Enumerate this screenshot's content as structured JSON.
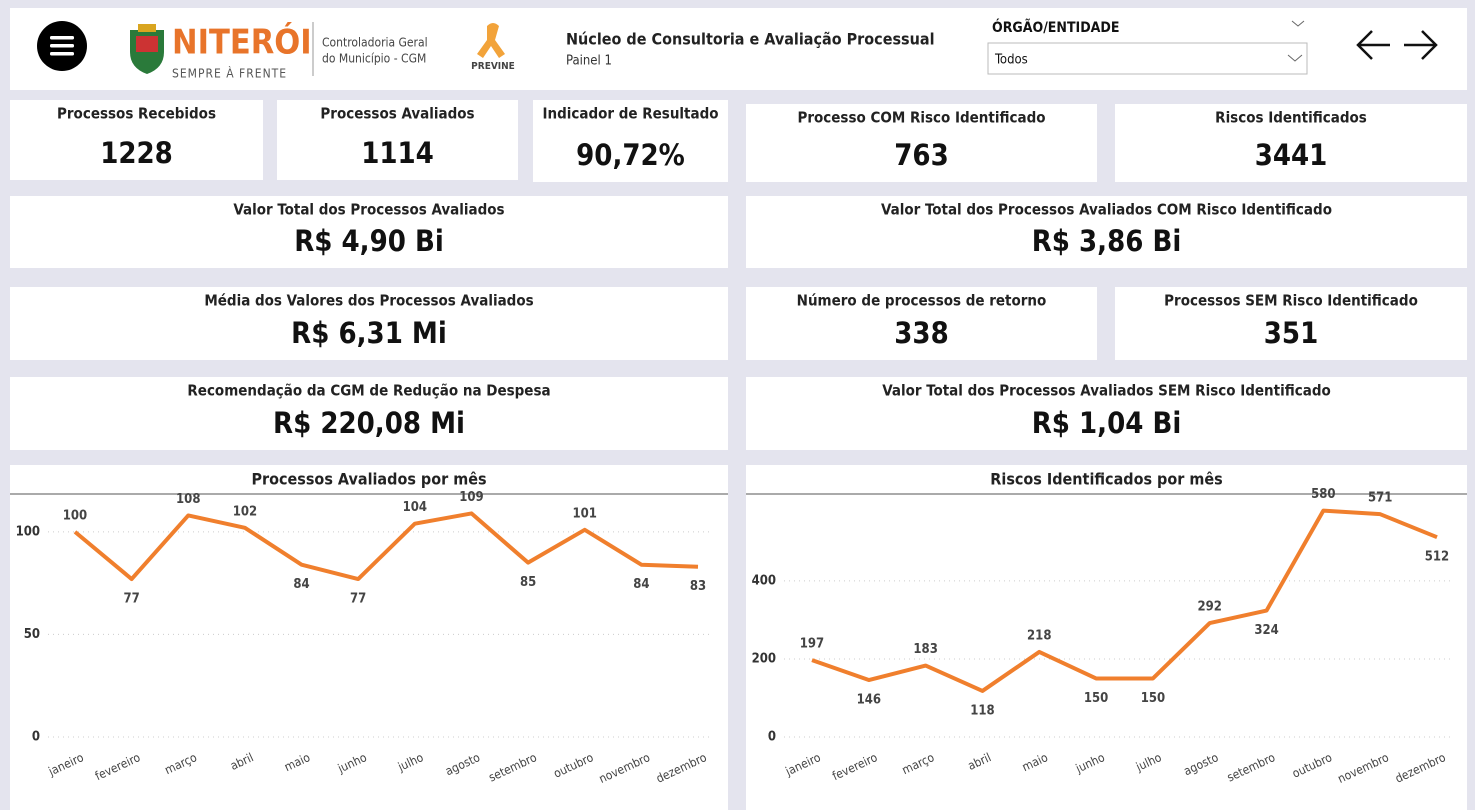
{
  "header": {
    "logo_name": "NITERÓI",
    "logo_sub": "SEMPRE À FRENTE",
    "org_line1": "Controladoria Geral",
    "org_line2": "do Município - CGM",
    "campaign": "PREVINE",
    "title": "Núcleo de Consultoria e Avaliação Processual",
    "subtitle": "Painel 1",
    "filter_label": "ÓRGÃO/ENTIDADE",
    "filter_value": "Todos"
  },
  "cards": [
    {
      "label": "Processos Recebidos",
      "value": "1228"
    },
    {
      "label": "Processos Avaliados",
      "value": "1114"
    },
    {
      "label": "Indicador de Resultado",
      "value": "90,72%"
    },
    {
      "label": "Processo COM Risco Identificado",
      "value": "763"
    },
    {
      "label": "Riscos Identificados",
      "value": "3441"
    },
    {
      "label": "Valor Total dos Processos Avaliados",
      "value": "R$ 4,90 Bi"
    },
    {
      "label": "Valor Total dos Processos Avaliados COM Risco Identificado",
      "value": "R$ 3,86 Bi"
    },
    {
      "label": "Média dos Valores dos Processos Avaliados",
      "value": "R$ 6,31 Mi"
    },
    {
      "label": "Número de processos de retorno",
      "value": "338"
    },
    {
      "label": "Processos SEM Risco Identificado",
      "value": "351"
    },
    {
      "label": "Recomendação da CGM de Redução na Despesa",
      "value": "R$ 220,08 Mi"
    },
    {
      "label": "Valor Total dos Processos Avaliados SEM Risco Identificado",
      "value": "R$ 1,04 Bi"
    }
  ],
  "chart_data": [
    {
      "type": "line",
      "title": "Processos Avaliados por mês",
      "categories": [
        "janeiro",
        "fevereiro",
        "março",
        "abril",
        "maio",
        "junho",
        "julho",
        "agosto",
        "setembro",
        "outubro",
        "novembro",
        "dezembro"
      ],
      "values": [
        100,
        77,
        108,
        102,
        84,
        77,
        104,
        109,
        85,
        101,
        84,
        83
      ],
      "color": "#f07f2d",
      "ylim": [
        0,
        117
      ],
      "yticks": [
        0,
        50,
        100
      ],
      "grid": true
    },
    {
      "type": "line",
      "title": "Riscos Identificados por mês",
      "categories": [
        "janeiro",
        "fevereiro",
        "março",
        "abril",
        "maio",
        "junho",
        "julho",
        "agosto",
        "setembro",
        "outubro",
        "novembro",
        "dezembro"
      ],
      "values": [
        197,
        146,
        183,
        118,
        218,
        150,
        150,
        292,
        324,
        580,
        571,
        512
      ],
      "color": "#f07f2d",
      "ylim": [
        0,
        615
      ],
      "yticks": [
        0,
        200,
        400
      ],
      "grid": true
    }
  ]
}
· · · · · · ·
Copy every line of the material in which the word "Identificados" occurs.

      "label": "Riscos Identificados",
      "title": "Riscos Identificados por mês",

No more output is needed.